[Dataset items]
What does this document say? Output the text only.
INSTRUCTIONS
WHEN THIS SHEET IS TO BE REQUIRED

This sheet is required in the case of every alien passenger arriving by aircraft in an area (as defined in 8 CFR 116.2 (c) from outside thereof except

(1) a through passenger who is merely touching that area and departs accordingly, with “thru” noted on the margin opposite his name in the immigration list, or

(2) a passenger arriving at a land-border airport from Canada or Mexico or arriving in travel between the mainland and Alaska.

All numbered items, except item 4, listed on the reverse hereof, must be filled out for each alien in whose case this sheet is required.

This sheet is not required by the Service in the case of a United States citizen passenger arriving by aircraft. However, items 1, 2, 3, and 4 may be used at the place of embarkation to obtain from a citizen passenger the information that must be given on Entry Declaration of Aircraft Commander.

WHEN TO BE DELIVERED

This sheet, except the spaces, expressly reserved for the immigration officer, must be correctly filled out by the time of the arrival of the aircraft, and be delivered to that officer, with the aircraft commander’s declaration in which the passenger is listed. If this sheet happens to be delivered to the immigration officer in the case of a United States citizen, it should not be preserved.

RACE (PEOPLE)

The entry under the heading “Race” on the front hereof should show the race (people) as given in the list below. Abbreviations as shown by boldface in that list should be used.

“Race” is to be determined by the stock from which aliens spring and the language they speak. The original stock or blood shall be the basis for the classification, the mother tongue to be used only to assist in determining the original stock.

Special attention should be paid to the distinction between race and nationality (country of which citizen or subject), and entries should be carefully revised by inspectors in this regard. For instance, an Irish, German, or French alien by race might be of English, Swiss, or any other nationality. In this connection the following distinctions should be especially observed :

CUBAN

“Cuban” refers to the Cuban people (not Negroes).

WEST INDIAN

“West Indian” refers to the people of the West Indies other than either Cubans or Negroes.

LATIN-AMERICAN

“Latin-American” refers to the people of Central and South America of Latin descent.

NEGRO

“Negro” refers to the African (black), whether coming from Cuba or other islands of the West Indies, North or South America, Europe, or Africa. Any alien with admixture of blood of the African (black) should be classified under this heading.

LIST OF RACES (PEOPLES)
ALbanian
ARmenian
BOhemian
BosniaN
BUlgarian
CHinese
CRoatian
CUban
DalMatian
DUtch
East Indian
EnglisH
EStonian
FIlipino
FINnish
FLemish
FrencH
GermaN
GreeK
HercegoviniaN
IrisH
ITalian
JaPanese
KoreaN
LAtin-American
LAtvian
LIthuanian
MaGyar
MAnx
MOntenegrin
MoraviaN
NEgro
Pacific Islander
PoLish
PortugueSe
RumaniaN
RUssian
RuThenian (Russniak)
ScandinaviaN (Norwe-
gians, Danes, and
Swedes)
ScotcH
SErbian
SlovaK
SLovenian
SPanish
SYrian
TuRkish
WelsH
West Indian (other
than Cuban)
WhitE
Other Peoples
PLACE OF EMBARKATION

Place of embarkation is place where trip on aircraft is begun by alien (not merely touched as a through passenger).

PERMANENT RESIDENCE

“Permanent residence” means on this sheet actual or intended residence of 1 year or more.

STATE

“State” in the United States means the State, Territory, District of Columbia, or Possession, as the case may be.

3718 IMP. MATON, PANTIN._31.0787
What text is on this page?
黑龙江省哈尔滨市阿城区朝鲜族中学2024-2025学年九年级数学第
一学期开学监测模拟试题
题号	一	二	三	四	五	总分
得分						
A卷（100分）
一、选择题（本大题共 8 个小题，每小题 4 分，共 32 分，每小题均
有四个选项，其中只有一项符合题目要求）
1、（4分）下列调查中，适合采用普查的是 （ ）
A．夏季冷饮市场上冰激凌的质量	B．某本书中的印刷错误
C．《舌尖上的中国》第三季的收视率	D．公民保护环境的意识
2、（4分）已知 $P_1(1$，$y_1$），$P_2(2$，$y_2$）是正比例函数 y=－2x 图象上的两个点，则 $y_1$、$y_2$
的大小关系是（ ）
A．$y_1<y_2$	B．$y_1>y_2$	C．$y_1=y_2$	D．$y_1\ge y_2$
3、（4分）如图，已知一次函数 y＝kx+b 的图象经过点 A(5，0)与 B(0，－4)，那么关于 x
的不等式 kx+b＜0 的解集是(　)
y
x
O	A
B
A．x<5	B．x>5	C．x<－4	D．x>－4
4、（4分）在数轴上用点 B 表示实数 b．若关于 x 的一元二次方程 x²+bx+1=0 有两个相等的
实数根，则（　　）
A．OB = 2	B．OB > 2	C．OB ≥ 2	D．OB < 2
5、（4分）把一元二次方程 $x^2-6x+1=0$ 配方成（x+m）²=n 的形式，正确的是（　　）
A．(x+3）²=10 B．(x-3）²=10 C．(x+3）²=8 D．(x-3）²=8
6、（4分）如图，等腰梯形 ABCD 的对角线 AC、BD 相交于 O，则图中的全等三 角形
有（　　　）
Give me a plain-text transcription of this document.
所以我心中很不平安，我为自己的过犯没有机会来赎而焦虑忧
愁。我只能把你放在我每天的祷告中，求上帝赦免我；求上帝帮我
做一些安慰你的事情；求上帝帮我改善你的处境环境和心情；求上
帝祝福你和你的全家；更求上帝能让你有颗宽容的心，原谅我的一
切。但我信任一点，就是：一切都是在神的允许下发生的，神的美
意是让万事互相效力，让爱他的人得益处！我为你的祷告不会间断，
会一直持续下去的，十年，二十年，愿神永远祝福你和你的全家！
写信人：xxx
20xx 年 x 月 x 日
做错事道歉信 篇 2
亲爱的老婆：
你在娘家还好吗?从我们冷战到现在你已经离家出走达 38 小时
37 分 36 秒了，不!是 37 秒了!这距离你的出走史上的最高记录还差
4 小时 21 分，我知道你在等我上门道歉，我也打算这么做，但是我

#### [STATED EXERCISE]
Above are some records; extract every one of them exactly.

#### [RESPONSE TO THE TASK]
What does this document say? Output the text only.
INSTRUCTIONS
WHEN THIS SHEET IS TO BE REQUIRED

This sheet is required in the case of every alien passenger arriving by aircraft in an area (as defined in 8 CFR 116.2 (c) from outside thereof except

(1) a through passenger who is merely touching that area and departs accordingly, with “thru” noted on the margin opposite his name in the immigration list, or

(2) a passenger arriving at a land-border airport from Canada or Mexico or arriving in travel between the mainland and Alaska.

All numbered items, except item 4, listed on the reverse hereof, must be filled out for each alien in whose case this sheet is required.

This sheet is not required by the Service in the case of a United States citizen passenger arriving by aircraft. However, items 1, 2, 3, and 4 may be used at the place of embarkation to obtain from a citizen passenger the information that must be given on Entry Declaration of Aircraft Commander.

WHEN TO BE DELIVERED

This sheet, except the spaces, expressly reserved for the immigration officer, must be correctly filled out by the time of the arrival of the aircraft, and be delivered to that officer, with the aircraft commander’s declaration in which the passenger is listed. If this sheet happens to be delivered to the immigration officer in the case of a United States citizen, it should not be preserved.

RACE (PEOPLE)

The entry under the heading “Race” on the front hereof should show the race (people) as given in the list below. Abbreviations as shown by boldface in that list should be used.

“Race” is to be determined by the stock from which aliens spring and the language they speak. The original stock or blood shall be the basis for the classification, the mother tongue to be used only to assist in determining the original stock.

Special attention should be paid to the distinction between race and nationality (country of which citizen or subject), and entries should be carefully revised by inspectors in this regard. For instance, an Irish, German, or French alien by race might be of English, Swiss, or any other nationality. In this connection the following distinctions should be especially observed :

CUBAN

“Cuban” refers to the Cuban people (not Negroes).

WEST INDIAN

“West Indian” refers to the people of the West Indies other than either Cubans or Negroes.

LATIN-AMERICAN

“Latin-American” refers to the people of Central and South America of Latin descent.

NEGRO

“Negro” refers to the African (black), whether coming from Cuba or other islands of the West Indies, North or South America, Europe, or Africa. Any alien with admixture of blood of the African (black) should be classified under this heading.

LIST OF RACES (PEOPLES)
ALbanian
ARmenian
BOhemian
BosniaN
BUlgarian
CHinese
CRoatian
CUban
DalMatian
DUtch
East Indian
EnglisH
EStonian
FIlipino
FINnish
FLemish
FrencH
GermaN
GreeK
HercegoviniaN
IrisH
ITalian
JaPanese
KoreaN
LAtin-American
LAtvian
LIthuanian
MaGyar
MAnx
MOntenegrin
MoraviaN
NEgro
Pacific Islander
PoLish
PortugueSe
RumaniaN
RUssian
RuThenian (Russniak)
ScandinaviaN (Norwe-
gians, Danes, and
Swedes)
ScotcH
SErbian
SlovaK
SLovenian
SPanish
SYrian
TuRkish
WelsH
West Indian (other
than Cuban)
WhitE
Other Peoples
PLACE OF EMBARKATION

Place of embarkation is place where trip on aircraft is begun by alien (not merely touched as a through passenger).

PERMANENT RESIDENCE

“Permanent residence” means on this sheet actual or intended residence of 1 year or more.

STATE

“State” in the United States means the State, Territory, District of Columbia, or Possession, as the case may be.

3718 IMP. MATON, PANTIN._31.0787
What text is on this page?
黑龙江省哈尔滨市阿城区朝鲜族中学2024-2025学年九年级数学第
一学期开学监测模拟试题
题号	一	二	三	四	五	总分
得分						
A卷（100分）
一、选择题（本大题共 8 个小题，每小题 4 分，共 32 分，每小题均
有四个选项，其中只有一项符合题目要求）
1、（4分）下列调查中，适合采用普查的是 （ ）
A．夏季冷饮市场上冰激凌的质量	B．某本书中的印刷错误
C．《舌尖上的中国》第三季的收视率	D．公民保护环境的意识
2、（4分）已知 $P_1(1$，$y_1$），$P_2(2$，$y_2$）是正比例函数 y=－2x 图象上的两个点，则 $y_1$、$y_2$
的大小关系是（ ）
A．$y_1<y_2$	B．$y_1>y_2$	C．$y_1=y_2$	D．$y_1\ge y_2$
3、（4分）如图，已知一次函数 y＝kx+b 的图象经过点 A(5，0)与 B(0，－4)，那么关于 x
的不等式 kx+b＜0 的解集是(　)
y
x
O	A
B
A．x<5	B．x>5	C．x<－4	D．x>－4
4、（4分）在数轴上用点 B 表示实数 b．若关于 x 的一元二次方程 x²+bx+1=0 有两个相等的
实数根，则（　　）
A．OB = 2	B．OB > 2	C．OB ≥ 2	D．OB < 2
5、（4分）把一元二次方程 $x^2-6x+1=0$ 配方成（x+m）²=n 的形式，正确的是（　　）
A．(x+3）²=10 B．(x-3）²=10 C．(x+3）²=8 D．(x-3）²=8
6、（4分）如图，等腰梯形 ABCD 的对角线 AC、BD 相交于 O，则图中的全等三 角形
有（　　　）
Give me a plain-text transcription of this document.
所以我心中很不平安，我为自己的过犯没有机会来赎而焦虑忧
愁。我只能把你放在我每天的祷告中，求上帝赦免我；求上帝帮我
做一些安慰你的事情；求上帝帮我改善你的处境环境和心情；求上
帝祝福你和你的全家；更求上帝能让你有颗宽容的心，原谅我的一
切。但我信任一点，就是：一切都是在神的允许下发生的，神的美
意是让万事互相效力，让爱他的人得益处！我为你的祷告不会间断，
会一直持续下去的，十年，二十年，愿神永远祝福你和你的全家！
写信人：xxx
20xx 年 x 月 x 日
做错事道歉信 篇 2
亲爱的老婆：
你在娘家还好吗?从我们冷战到现在你已经离家出走达 38 小时
37 分 36 秒了，不!是 37 秒了!这距离你的出走史上的最高记录还差
4 小时 21 分，我知道你在等我上门道歉，我也打算这么做，但是我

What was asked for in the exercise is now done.